# I need help to find a NVME SSD cooler



## yotano211 (Jul 24, 2019)

I just got 2 Samsung 970 plus 2tb for the laptop and these thing run hot. 

Can anyone recommend a NVME cooler so that these 970's wont throttle. I am doing some heavy editing that are using those SSDs drive hard.


----------



## TheLostSwede (Jul 24, 2019)

Something like this, might be your only option, assuming it fits.





						Amazon.com: RGBIWCO - Copper Heatsink Thermal Conductive Adhesive for M.2 NGFF 2280 PCI-E NVME SSD : Electronics
					

Buy RGBIWCO - Copper Heatsink Thermal Conductive Adhesive for M.2 NGFF 2280 PCI-E NVME SSD: Heatsinks - Amazon.com ✓ FREE DELIVERY possible on eligible purchases



					www.amazon.com
				




Maybe this if you got another millimetre.

^^^^

• Stated goal A:
Give the records again from their first line through the line with "button[interactable]: o <box>241", substituting "Register" for "Sign Up" and leaving everything else unchanged.

• Input rows:
^^^^

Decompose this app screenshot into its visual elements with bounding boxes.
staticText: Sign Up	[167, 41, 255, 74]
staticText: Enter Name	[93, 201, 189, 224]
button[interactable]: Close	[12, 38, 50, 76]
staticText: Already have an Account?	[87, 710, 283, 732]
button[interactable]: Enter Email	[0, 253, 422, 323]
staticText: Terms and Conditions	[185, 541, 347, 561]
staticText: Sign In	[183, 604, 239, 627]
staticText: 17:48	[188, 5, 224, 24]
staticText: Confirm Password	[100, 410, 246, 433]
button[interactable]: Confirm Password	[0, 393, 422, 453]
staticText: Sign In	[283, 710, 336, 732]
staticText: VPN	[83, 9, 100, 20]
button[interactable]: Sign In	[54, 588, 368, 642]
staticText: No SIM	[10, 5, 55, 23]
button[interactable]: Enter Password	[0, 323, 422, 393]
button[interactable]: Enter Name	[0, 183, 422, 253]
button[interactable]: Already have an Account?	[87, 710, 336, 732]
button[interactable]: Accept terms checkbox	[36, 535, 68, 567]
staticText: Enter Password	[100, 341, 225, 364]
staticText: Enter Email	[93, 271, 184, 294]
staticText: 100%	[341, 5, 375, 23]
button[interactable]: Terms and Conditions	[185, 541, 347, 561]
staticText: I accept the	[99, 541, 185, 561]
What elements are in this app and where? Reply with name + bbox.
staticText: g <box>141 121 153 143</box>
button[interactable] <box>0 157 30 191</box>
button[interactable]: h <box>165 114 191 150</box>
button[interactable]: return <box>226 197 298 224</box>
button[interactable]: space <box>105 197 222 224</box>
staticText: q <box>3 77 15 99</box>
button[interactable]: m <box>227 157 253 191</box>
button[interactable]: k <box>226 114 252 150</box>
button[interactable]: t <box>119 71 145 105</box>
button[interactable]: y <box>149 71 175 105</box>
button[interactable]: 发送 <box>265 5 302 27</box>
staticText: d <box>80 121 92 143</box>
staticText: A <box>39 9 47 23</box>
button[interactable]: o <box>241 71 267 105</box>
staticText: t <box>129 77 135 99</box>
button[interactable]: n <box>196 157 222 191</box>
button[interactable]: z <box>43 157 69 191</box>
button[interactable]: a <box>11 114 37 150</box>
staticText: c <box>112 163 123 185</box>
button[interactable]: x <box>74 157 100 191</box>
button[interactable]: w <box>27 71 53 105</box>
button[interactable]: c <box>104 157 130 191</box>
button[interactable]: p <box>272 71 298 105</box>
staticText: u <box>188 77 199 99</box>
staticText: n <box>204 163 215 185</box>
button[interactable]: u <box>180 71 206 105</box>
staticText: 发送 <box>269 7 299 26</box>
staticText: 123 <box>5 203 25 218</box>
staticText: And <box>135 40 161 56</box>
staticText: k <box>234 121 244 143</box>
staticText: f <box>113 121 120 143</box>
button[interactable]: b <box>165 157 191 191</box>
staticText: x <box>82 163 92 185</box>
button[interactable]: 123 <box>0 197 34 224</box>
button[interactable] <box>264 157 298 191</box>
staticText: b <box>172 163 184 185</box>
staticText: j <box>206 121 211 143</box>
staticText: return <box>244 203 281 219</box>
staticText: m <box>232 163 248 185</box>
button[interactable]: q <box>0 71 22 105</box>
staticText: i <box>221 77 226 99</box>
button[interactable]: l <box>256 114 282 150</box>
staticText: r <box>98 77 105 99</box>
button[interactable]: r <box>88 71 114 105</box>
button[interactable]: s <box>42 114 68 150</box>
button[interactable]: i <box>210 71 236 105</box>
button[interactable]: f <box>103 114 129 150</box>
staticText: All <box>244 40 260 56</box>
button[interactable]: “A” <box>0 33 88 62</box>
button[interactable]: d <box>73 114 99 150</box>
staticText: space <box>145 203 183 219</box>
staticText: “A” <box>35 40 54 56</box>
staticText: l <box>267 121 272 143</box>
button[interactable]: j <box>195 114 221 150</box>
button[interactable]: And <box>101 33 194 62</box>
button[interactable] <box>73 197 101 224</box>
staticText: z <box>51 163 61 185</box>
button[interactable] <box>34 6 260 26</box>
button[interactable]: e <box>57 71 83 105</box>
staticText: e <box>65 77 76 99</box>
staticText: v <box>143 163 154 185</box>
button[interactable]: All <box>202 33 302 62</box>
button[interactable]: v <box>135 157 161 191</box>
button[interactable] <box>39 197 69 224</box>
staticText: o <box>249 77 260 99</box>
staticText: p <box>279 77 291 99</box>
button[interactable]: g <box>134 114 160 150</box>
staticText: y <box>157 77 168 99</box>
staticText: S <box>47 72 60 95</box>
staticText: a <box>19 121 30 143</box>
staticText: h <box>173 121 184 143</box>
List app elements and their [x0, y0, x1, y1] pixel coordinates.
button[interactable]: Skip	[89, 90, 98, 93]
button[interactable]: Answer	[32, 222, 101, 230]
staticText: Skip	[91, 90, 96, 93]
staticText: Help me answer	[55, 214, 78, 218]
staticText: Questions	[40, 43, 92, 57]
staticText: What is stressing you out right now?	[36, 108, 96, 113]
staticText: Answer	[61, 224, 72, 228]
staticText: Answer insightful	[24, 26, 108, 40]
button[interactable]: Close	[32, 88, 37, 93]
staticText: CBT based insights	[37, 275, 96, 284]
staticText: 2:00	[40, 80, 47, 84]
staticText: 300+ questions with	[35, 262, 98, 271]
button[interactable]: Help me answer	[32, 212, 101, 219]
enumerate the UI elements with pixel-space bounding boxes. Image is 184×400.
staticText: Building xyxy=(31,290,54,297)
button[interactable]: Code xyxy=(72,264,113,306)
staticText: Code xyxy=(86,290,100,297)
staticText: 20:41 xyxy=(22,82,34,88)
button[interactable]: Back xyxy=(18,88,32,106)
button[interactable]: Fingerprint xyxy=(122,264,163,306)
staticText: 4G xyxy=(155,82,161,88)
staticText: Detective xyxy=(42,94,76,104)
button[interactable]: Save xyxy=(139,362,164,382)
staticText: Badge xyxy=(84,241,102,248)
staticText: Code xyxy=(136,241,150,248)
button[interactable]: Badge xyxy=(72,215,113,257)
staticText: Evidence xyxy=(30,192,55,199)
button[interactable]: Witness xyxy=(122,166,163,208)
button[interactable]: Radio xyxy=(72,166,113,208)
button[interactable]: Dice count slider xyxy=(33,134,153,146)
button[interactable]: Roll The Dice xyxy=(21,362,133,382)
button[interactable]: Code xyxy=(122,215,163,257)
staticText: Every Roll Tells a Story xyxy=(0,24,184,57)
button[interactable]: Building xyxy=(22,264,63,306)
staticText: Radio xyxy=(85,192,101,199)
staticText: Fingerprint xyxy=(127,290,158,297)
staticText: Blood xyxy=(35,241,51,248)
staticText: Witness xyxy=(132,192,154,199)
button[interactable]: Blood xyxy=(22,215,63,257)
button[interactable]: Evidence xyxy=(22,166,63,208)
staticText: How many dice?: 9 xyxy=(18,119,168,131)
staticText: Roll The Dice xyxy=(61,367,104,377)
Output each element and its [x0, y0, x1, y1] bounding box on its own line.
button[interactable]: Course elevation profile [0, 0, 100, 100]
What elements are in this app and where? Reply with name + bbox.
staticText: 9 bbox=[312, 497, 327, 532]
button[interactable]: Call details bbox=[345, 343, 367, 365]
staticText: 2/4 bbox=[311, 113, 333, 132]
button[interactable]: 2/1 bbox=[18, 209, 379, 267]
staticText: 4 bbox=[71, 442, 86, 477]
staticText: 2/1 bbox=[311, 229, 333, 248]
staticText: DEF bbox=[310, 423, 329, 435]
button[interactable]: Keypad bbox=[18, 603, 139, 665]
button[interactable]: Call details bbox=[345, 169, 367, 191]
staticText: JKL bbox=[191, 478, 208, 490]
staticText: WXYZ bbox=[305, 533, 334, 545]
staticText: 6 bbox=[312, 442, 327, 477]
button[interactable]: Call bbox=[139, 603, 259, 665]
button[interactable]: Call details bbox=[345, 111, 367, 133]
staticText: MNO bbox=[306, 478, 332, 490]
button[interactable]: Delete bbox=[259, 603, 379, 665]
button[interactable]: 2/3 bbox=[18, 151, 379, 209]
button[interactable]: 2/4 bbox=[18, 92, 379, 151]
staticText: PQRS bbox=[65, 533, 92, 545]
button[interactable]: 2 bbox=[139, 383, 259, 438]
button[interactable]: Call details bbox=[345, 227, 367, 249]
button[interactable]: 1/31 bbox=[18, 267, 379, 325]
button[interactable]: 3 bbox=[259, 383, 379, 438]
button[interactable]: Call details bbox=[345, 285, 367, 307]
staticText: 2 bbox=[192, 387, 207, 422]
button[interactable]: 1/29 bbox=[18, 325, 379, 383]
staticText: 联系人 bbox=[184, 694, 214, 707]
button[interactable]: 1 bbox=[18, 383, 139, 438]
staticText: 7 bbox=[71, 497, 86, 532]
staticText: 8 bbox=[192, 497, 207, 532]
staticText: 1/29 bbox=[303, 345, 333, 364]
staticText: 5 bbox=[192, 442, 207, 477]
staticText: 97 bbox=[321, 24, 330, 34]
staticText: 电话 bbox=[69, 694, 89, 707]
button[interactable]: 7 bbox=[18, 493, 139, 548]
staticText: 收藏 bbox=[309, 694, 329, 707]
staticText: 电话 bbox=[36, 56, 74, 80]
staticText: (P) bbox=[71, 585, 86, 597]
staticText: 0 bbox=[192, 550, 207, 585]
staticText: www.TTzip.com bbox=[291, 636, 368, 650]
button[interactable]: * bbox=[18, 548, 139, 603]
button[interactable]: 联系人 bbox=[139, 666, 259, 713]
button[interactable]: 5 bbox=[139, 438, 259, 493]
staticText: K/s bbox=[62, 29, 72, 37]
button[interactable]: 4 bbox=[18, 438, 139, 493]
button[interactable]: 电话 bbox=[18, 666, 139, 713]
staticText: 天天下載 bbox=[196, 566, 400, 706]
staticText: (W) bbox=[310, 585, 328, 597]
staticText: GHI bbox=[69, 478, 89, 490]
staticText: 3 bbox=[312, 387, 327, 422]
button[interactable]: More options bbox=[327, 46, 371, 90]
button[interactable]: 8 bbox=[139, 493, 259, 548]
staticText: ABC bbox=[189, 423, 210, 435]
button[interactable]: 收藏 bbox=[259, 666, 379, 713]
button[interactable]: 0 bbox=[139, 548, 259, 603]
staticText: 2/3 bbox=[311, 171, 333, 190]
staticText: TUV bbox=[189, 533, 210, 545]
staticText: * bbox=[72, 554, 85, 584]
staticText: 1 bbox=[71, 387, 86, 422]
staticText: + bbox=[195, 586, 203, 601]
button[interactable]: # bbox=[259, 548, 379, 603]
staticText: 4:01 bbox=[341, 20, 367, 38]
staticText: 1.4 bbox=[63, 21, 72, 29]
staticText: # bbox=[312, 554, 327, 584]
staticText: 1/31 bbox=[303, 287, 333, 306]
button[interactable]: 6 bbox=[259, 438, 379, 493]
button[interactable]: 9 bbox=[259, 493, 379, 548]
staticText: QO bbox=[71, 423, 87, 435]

^^^^

• Stated goal B:
In the thread about finding an NVMe SSD cooler, which drives did yotano211 get for the laptop?

• Full answer A:
Decompose this app screenshot into its visual elements with bounding boxes.
staticText: Register	[167, 41, 255, 74]
staticText: Enter Name	[93, 201, 189, 224]
button[interactable]: Close	[12, 38, 50, 76]
staticText: Already have an Account?	[87, 710, 283, 732]
button[interactable]: Enter Email	[0, 253, 422, 323]
staticText: Terms and Conditions	[185, 541, 347, 561]
staticText: Sign In	[183, 604, 239, 627]
staticText: 17:48	[188, 5, 224, 24]
staticText: Confirm Password	[100, 410, 246, 433]
button[interactable]: Confirm Password	[0, 393, 422, 453]
staticText: Sign In	[283, 710, 336, 732]
staticText: VPN	[83, 9, 100, 20]
button[interactable]: Sign In	[54, 588, 368, 642]
staticText: No SIM	[10, 5, 55, 23]
button[interactable]: Enter Password	[0, 323, 422, 393]
button[interactable]: Enter Name	[0, 183, 422, 253]
button[interactable]: Already have an Account?	[87, 710, 336, 732]
button[interactable]: Accept terms checkbox	[36, 535, 68, 567]
staticText: Enter Password	[100, 341, 225, 364]
staticText: Enter Email	[93, 271, 184, 294]
staticText: 100%	[341, 5, 375, 23]
button[interactable]: Terms and Conditions	[185, 541, 347, 561]
staticText: I accept the	[99, 541, 185, 561]
What elements are in this app and where? Reply with name + bbox.
staticText: g <box>141 121 153 143</box>
button[interactable] <box>0 157 30 191</box>
button[interactable]: h <box>165 114 191 150</box>
button[interactable]: return <box>226 197 298 224</box>
button[interactable]: space <box>105 197 222 224</box>
staticText: q <box>3 77 15 99</box>
button[interactable]: m <box>227 157 253 191</box>
button[interactable]: k <box>226 114 252 150</box>
button[interactable]: t <box>119 71 145 105</box>
button[interactable]: y <box>149 71 175 105</box>
button[interactable]: 发送 <box>265 5 302 27</box>
staticText: d <box>80 121 92 143</box>
staticText: A <box>39 9 47 23</box>
button[interactable]: o <box>241 71 267 105</box>

• Full answer B:
Two Samsung 970 plus 2TB drives.